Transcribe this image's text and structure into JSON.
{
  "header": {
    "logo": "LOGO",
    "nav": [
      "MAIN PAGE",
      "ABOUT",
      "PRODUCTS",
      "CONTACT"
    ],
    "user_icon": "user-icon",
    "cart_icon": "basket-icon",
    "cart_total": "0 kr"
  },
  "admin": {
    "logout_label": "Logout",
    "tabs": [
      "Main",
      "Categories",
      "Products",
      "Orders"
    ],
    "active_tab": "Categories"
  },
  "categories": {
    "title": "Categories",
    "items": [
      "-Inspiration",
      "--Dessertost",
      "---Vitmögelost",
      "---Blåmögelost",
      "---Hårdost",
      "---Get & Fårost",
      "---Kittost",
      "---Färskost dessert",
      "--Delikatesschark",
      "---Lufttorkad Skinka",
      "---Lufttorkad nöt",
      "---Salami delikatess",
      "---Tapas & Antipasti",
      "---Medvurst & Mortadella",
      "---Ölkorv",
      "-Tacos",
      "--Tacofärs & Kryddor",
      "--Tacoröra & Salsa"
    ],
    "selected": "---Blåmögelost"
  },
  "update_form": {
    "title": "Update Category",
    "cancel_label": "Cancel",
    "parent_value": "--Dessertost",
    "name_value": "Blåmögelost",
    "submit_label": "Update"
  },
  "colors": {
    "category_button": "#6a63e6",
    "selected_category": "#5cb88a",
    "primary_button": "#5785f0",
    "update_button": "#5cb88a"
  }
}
#####
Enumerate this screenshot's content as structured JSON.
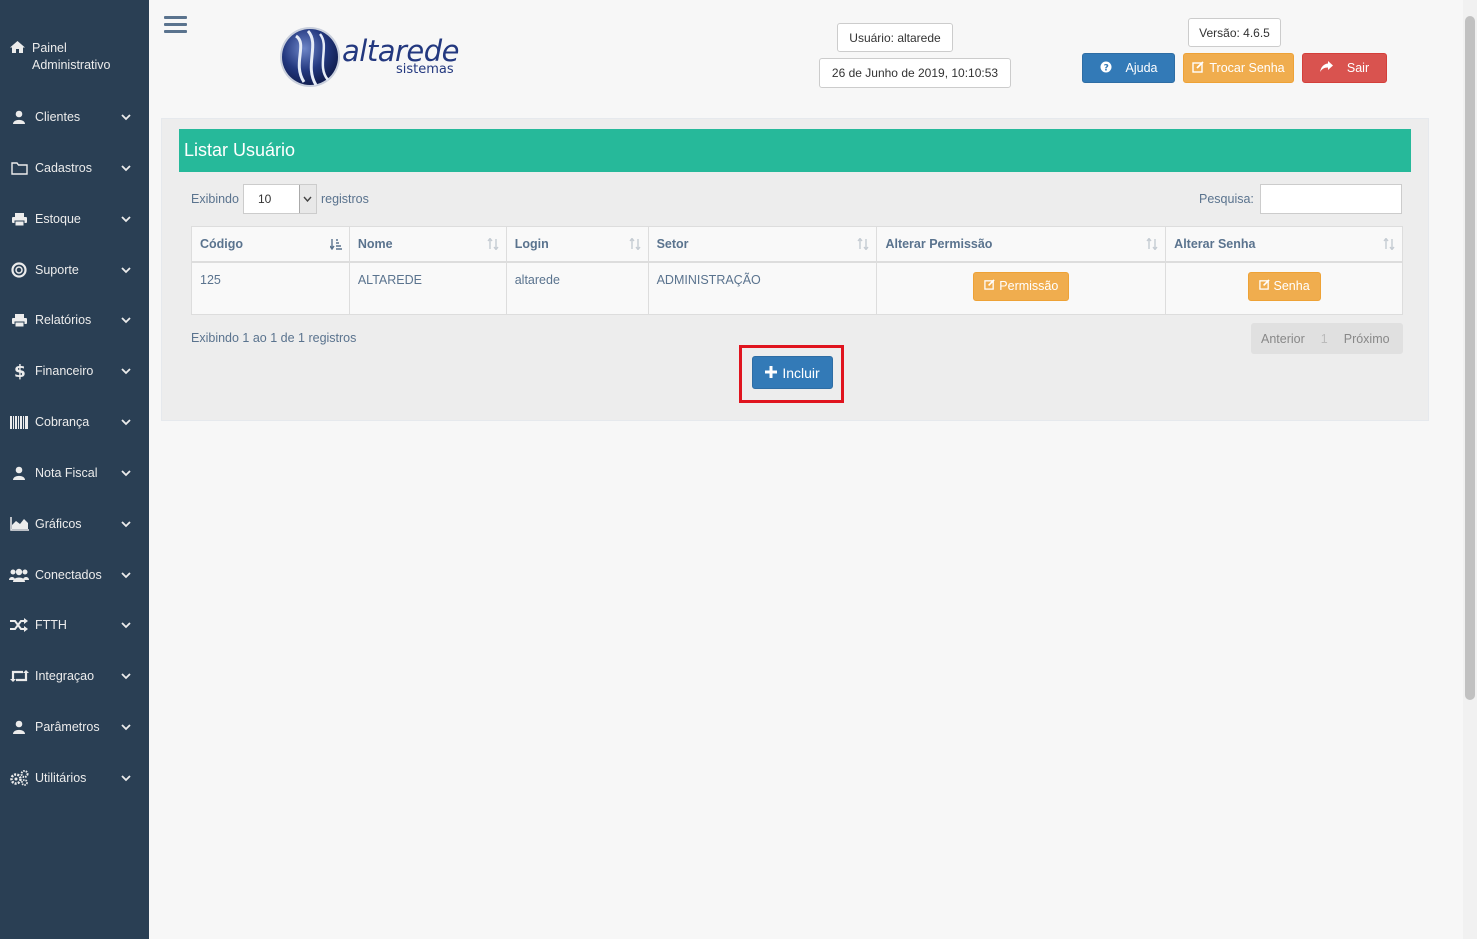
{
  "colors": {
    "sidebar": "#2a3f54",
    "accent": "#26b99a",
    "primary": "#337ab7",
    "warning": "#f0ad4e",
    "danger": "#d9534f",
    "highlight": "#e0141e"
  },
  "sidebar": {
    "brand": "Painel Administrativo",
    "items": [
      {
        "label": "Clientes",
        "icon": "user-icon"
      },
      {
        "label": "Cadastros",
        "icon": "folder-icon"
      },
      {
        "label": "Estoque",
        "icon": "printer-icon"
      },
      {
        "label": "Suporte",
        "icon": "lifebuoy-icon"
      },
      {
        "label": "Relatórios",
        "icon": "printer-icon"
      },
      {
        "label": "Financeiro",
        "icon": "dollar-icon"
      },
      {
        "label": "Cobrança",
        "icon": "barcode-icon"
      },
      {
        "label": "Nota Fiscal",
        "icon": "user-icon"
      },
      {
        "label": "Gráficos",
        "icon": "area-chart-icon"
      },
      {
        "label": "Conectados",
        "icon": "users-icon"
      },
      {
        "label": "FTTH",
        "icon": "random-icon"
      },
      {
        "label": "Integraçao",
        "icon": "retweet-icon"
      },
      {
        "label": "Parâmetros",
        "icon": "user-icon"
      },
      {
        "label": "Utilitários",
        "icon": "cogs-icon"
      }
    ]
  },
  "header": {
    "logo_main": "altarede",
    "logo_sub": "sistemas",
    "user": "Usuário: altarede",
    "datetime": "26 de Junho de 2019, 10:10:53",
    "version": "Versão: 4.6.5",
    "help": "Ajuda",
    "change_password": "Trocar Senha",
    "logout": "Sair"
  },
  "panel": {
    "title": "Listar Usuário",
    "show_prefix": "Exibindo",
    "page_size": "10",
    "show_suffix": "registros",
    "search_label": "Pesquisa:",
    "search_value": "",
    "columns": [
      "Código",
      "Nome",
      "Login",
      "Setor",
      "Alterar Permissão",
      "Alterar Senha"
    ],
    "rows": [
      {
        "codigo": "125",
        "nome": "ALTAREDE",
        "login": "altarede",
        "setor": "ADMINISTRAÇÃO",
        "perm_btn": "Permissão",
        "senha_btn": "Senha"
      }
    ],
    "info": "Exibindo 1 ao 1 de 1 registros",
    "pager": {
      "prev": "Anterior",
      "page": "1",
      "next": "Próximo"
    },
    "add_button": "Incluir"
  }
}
#####
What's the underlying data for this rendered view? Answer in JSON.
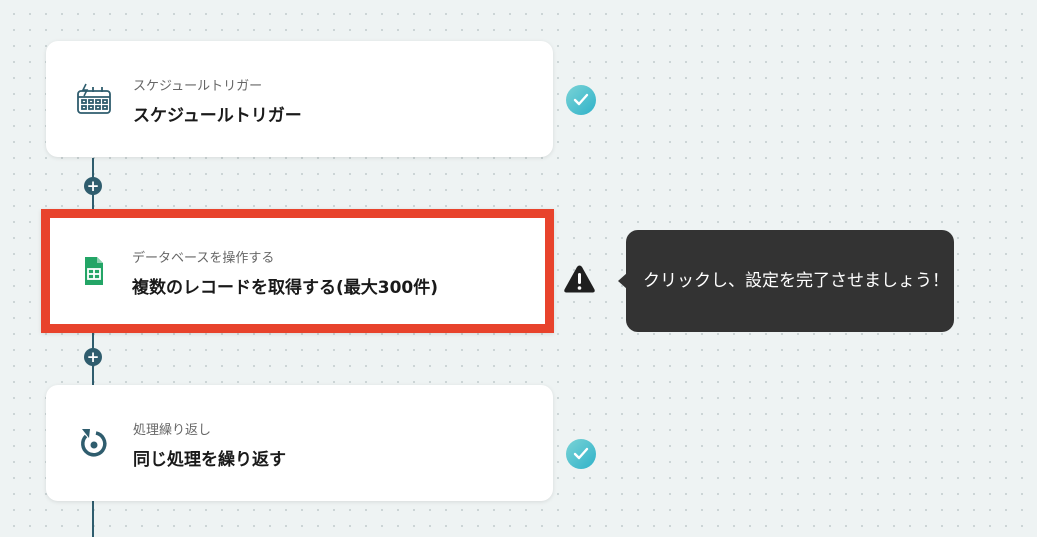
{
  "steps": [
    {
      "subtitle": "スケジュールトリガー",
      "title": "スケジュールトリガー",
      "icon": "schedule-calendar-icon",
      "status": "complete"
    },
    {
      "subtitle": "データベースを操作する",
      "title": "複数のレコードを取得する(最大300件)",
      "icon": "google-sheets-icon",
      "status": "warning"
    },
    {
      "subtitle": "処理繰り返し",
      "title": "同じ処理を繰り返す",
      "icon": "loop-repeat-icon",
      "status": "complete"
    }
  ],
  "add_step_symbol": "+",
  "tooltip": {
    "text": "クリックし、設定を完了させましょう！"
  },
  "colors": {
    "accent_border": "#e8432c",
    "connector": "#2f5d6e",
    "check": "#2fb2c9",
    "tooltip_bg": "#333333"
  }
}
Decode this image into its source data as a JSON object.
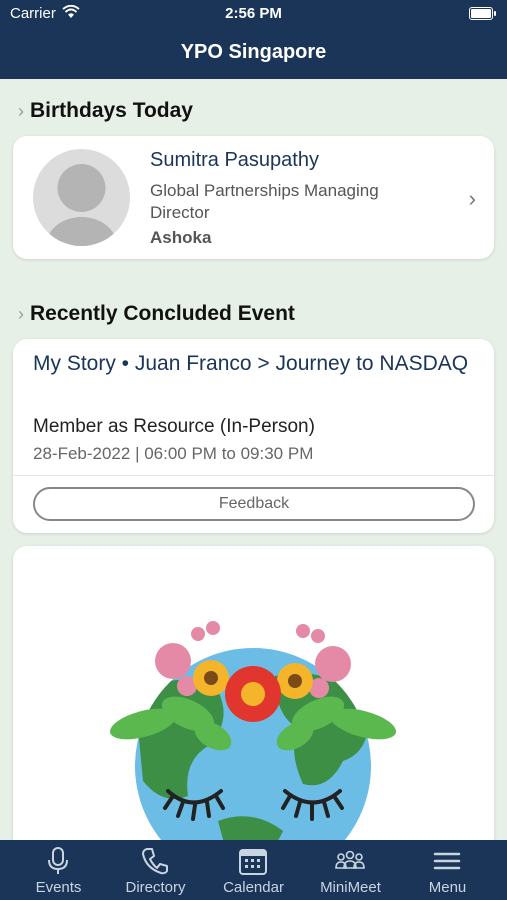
#####
▶ **Task details**:
Take the lines above starting at the one containing "What's the underlying" and ending at the one containing "Decode this image", and print them again exactly, without pictures.

▶ **Response to this exercise**:
What's the underlying data for this rendered view? Answer in JSON.
{
  "steps": [
    {
      "subtitle": "スケジュールトリガー",
      "title": "スケジュールトリガー",
      "icon": "schedule-calendar-icon",
      "status": "complete"
    },
    {
      "subtitle": "データベースを操作する",
      "title": "複数のレコードを取得する(最大300件)",
      "icon": "google-sheets-icon",
      "status": "warning"
    },
    {
      "subtitle": "処理繰り返し",
      "title": "同じ処理を繰り返す",
      "icon": "loop-repeat-icon",
      "status": "complete"
    }
  ],
  "add_step_symbol": "+",
  "tooltip": {
    "text": "クリックし、設定を完了させましょう！"
  },
  "colors": {
    "accent_border": "#e8432c",
    "connector": "#2f5d6e",
    "check": "#2fb2c9",
    "tooltip_bg": "#333333"
  }
}
Decode this image into its source data as a JSON object.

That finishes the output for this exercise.